— Exercise objective —
The records that follow are to be repeated without alteration.

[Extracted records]
* * * * * * *

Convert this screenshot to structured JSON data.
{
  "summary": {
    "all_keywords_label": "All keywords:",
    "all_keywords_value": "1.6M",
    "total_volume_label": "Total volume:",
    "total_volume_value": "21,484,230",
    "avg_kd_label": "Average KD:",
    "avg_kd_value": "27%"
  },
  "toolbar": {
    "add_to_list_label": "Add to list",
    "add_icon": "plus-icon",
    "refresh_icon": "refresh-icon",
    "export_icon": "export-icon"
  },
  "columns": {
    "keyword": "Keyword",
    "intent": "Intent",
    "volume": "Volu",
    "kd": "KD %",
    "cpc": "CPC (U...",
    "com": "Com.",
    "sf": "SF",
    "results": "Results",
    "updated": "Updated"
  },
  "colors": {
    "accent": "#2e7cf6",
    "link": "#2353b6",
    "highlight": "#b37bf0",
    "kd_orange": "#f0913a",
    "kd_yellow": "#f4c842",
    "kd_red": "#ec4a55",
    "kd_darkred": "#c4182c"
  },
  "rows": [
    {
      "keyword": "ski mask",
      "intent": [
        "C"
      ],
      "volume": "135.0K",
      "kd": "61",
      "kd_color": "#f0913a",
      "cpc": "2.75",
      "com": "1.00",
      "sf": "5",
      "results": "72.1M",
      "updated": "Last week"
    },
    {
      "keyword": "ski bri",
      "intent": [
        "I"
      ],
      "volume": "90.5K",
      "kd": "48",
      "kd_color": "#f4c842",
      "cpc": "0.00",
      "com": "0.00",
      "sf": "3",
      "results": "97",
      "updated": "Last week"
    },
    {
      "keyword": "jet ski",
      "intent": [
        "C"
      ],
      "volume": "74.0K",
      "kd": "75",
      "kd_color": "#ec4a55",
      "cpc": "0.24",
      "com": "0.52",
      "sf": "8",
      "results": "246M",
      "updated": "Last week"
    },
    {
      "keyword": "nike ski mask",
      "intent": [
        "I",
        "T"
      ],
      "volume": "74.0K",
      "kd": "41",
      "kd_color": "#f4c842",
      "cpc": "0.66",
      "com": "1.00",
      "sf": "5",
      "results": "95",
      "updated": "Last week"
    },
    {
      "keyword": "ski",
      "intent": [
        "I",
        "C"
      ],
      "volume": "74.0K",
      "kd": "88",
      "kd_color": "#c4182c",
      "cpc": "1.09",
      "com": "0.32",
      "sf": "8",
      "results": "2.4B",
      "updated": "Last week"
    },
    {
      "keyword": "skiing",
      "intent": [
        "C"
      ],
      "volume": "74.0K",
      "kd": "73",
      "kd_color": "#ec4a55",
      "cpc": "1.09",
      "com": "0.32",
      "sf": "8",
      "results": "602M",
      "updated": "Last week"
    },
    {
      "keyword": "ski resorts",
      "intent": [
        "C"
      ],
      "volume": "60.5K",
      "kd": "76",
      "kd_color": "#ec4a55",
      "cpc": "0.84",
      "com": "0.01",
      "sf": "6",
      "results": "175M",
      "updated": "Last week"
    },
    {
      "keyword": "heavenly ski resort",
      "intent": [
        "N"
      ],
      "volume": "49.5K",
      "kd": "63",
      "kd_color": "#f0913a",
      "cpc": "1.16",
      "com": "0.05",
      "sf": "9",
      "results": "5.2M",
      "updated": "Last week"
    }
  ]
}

* * * * * * *

— Reply —
Convert this screenshot to structured JSON data.
{
  "summary": {
    "all_keywords_label": "All keywords:",
    "all_keywords_value": "1.6M",
    "total_volume_label": "Total volume:",
    "total_volume_value": "21,484,230",
    "avg_kd_label": "Average KD:",
    "avg_kd_value": "27%"
  },
  "toolbar": {
    "add_to_list_label": "Add to list",
    "add_icon": "plus-icon",
    "refresh_icon": "refresh-icon",
    "export_icon": "export-icon"
  },
  "columns": {
    "keyword": "Keyword",
    "intent": "Intent",
    "volume": "Volu",
    "kd": "KD %",
    "cpc": "CPC (U...",
    "com": "Com.",
    "sf": "SF",
    "results": "Results",
    "updated": "Updated"
  },
  "colors": {
    "accent": "#2e7cf6",
    "link": "#2353b6",
    "highlight": "#b37bf0",
    "kd_orange": "#f0913a",
    "kd_yellow": "#f4c842",
    "kd_red": "#ec4a55",
    "kd_darkred": "#c4182c"
  },
  "rows": [
    {
      "keyword": "ski mask",
      "intent": [
        "C"
      ],
      "volume": "135.0K",
      "kd": "61",
      "kd_color": "#f0913a",
      "cpc": "2.75",
      "com": "1.00",
      "sf": "5",
      "results": "72.1M",
      "updated": "Last week"
    },
    {
      "keyword": "ski bri",
      "intent": [
        "I"
      ],
      "volume": "90.5K",
      "kd": "48",
      "kd_color": "#f4c842",
      "cpc": "0.00",
      "com": "0.00",
      "sf": "3",
      "results": "97",
      "updated": "Last week"
    },
    {
      "keyword": "jet ski",
      "intent": [
        "C"
      ],
      "volume": "74.0K",
      "kd": "75",
      "kd_color": "#ec4a55",
      "cpc": "0.24",
      "com": "0.52",
      "sf": "8",
      "results": "246M",
      "updated": "Last week"
    },
    {
      "keyword": "nike ski mask",
      "intent": [
        "I",
        "T"
      ],
      "volume": "74.0K",
      "kd": "41",
      "kd_color": "#f4c842",
      "cpc": "0.66",
      "com": "1.00",
      "sf": "5",
      "results": "95",
      "updated": "Last week"
    },
    {
      "keyword": "ski",
      "intent": [
        "I",
        "C"
      ],
      "volume": "74.0K",
      "kd": "88",
      "kd_color": "#c4182c",
      "cpc": "1.09",
      "com": "0.32",
      "sf": "8",
      "results": "2.4B",
      "updated": "Last week"
    },
    {
      "keyword": "skiing",
      "intent": [
        "C"
      ],
      "volume": "74.0K",
      "kd": "73",
      "kd_color": "#ec4a55",
      "cpc": "1.09",
      "com": "0.32",
      "sf": "8",
      "results": "602M",
      "updated": "Last week"
    },
    {
      "keyword": "ski resorts",
      "intent": [
        "C"
      ],
      "volume": "60.5K",
      "kd": "76",
      "kd_color": "#ec4a55",
      "cpc": "0.84",
      "com": "0.01",
      "sf": "6",
      "results": "175M",
      "updated": "Last week"
    },
    {
      "keyword": "heavenly ski resort",
      "intent": [
        "N"
      ],
      "volume": "49.5K",
      "kd": "63",
      "kd_color": "#f0913a",
      "cpc": "1.16",
      "com": "0.05",
      "sf": "9",
      "results": "5.2M",
      "updated": "Last week"
    }
  ]
}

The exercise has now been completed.